[Given entries start]
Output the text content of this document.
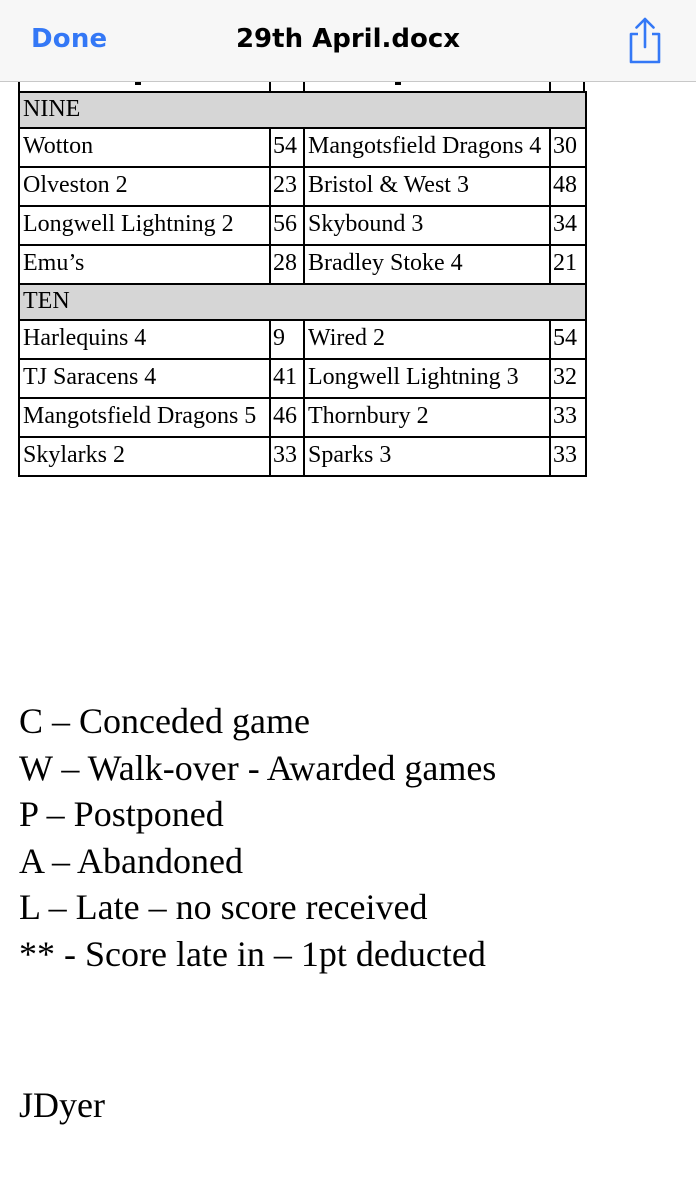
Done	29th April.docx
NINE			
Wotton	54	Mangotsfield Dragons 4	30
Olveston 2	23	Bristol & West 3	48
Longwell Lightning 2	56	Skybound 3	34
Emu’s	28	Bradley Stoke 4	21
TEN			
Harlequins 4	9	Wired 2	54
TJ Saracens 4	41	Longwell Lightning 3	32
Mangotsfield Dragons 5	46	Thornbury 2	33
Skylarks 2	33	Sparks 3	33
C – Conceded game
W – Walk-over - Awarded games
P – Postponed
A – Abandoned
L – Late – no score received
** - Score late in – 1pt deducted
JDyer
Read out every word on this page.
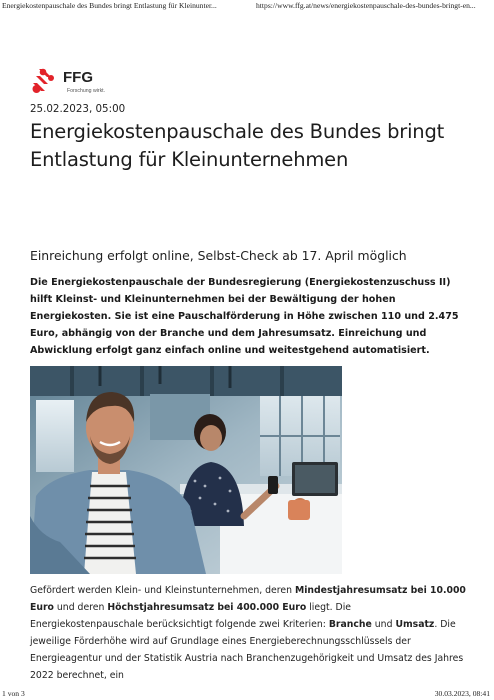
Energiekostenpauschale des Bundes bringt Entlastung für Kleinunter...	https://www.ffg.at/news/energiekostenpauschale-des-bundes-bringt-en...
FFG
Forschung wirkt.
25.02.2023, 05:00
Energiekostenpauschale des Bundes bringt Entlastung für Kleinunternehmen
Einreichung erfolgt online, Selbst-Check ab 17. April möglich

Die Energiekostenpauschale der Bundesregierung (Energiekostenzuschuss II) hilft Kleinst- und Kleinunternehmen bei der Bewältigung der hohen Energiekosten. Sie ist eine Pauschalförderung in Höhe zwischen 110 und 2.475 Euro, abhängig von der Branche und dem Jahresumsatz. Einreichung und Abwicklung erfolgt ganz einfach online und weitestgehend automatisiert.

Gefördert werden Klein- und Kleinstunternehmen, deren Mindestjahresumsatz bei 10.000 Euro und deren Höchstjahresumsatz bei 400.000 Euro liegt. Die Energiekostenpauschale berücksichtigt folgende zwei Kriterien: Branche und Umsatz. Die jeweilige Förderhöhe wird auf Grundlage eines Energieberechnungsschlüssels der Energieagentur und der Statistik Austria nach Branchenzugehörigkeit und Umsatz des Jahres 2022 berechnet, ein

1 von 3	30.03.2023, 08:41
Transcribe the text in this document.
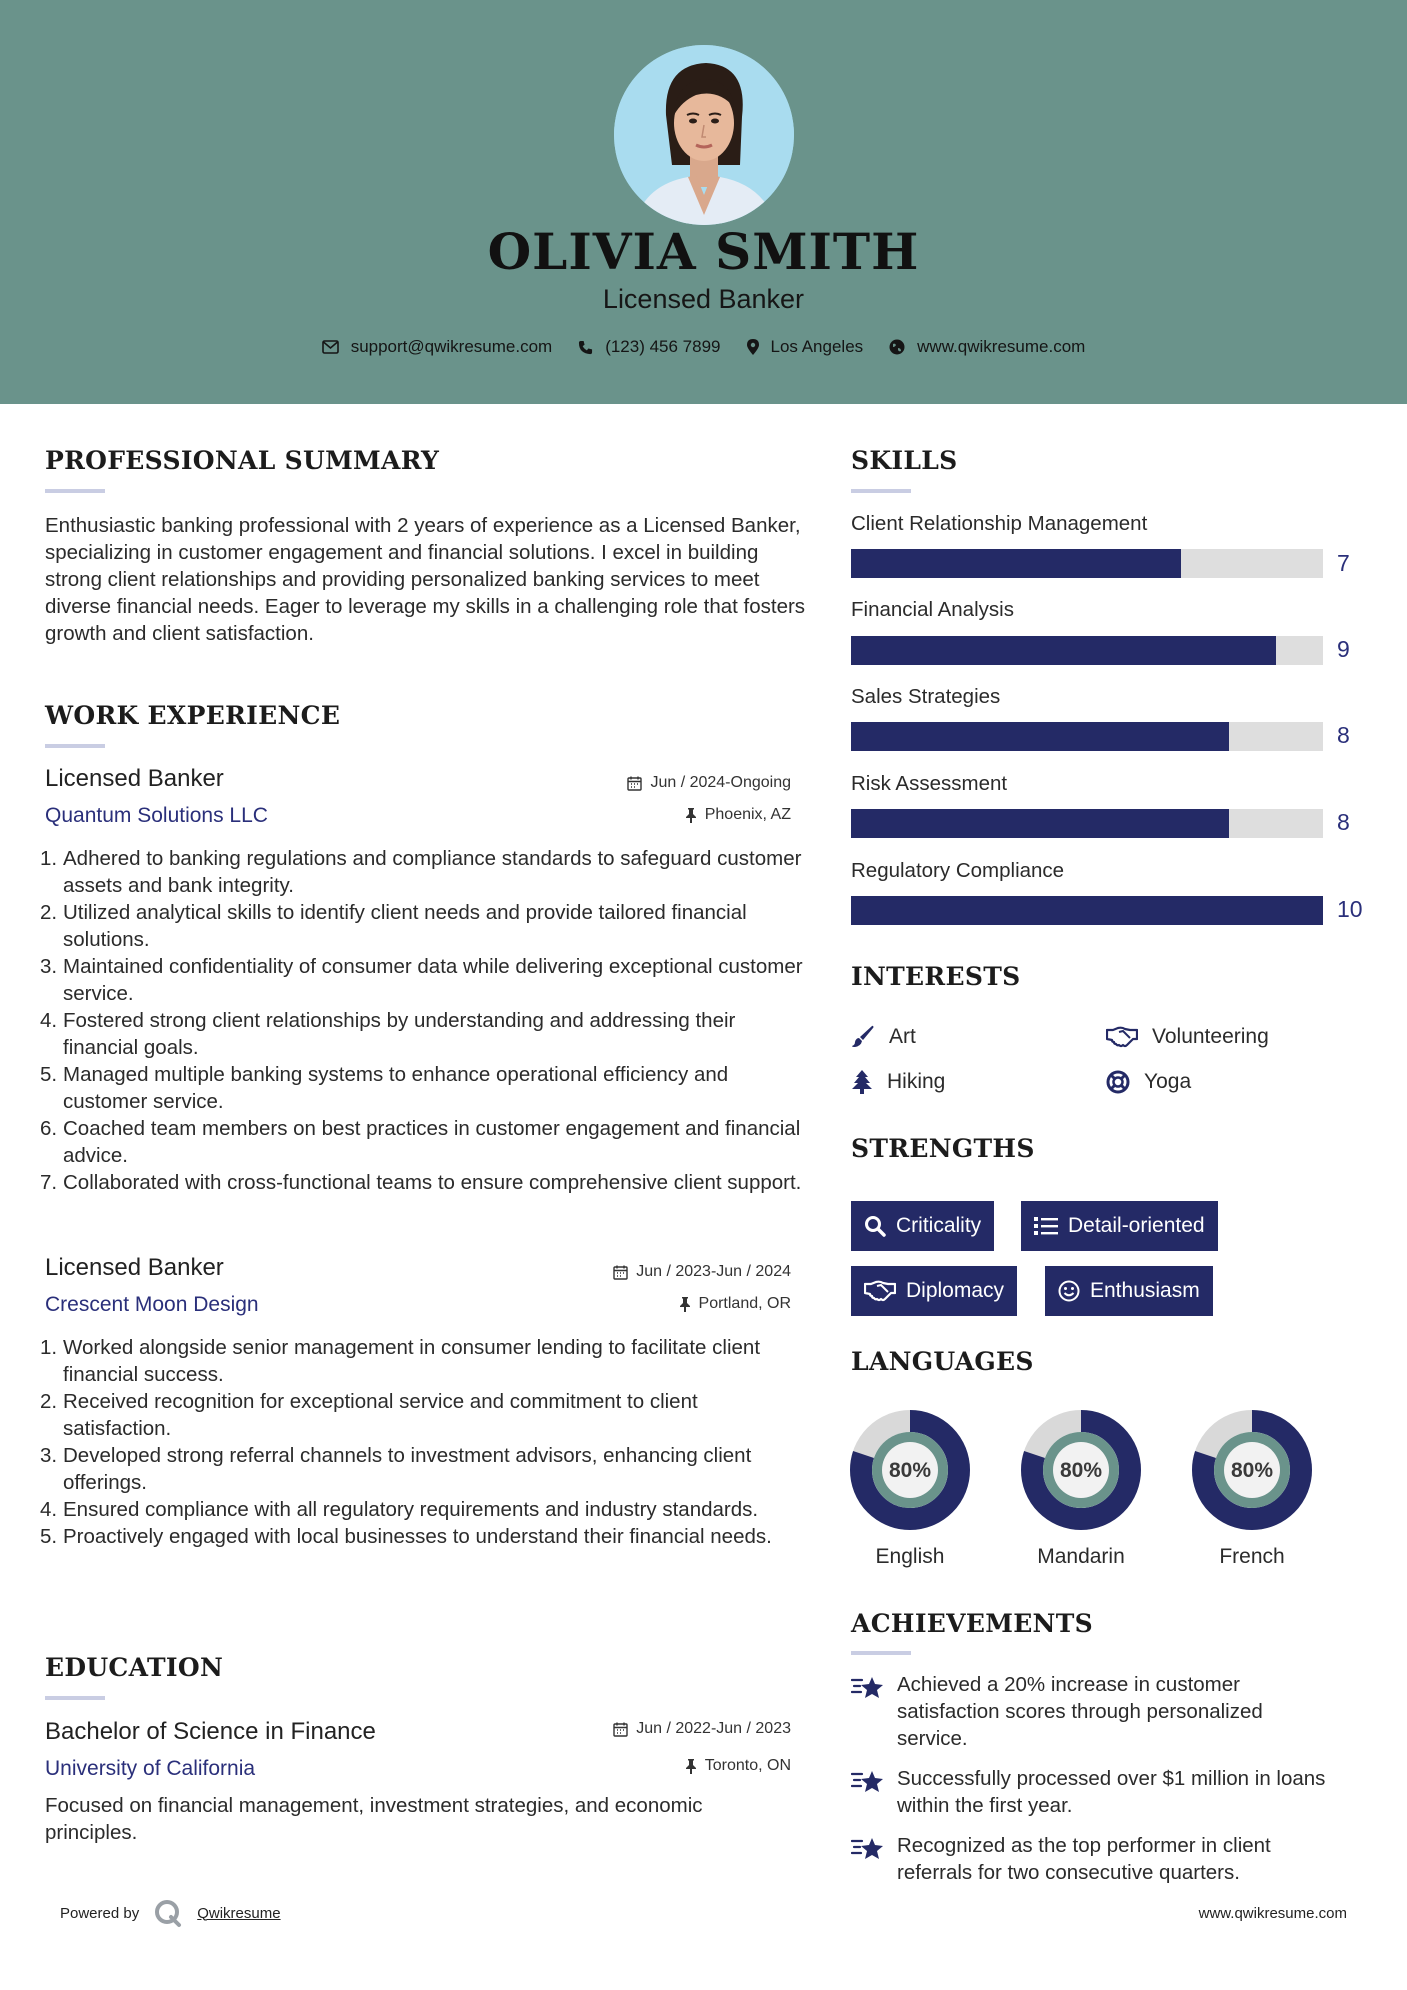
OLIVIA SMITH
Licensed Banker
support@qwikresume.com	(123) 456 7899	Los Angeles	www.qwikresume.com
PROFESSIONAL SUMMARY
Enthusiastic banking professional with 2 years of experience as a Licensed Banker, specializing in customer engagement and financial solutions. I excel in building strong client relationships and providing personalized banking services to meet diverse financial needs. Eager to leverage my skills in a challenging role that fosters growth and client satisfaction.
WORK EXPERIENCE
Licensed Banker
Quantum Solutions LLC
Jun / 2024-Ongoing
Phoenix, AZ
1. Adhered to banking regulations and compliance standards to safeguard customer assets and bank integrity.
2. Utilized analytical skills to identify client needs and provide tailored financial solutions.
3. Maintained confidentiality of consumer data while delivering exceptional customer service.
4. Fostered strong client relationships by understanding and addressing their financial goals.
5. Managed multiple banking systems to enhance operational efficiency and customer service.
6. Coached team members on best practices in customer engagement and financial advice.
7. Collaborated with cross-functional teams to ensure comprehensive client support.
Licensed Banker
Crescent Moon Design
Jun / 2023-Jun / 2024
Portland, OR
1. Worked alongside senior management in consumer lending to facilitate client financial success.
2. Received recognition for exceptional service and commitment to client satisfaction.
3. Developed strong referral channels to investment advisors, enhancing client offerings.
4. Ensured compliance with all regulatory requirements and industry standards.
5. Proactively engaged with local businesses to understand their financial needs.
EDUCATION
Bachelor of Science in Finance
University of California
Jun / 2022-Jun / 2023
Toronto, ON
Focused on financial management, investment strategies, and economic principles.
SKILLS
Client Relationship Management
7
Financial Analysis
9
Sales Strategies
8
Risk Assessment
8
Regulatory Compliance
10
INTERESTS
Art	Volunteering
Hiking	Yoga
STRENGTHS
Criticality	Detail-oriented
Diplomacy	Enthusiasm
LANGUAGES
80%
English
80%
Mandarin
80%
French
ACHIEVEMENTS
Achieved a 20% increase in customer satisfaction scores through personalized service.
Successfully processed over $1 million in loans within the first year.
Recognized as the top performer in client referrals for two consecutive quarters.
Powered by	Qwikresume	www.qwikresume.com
[Given entries end]
Wherever a line in the data above holds "Branche", copy that line.

Die Energiekostenpauschale der Bundesregierung (Energiekostenzuschuss II) hilft Kleinst- und Kleinunternehmen bei der Bewältigung der hohen Energiekosten. Sie ist eine Pauschalförderung in Höhe zwischen 110 und 2.475 Euro, abhängig von der Branche und dem Jahresumsatz. Einreichung und Abwicklung erfolgt ganz einfach online und weitestgehend automatisiert.
Gefördert werden Klein- und Kleinstunternehmen, deren Mindestjahresumsatz bei 10.000 Euro und deren Höchstjahresumsatz bei 400.000 Euro liegt. Die Energiekostenpauschale berücksichtigt folgende zwei Kriterien: Branche und Umsatz. Die jeweilige Förderhöhe wird auf Grundlage eines Energieberechnungsschlüssels der Energieagentur und der Statistik Austria nach Branchenzugehörigkeit und Umsatz des Jahres 2022 berechnet, ein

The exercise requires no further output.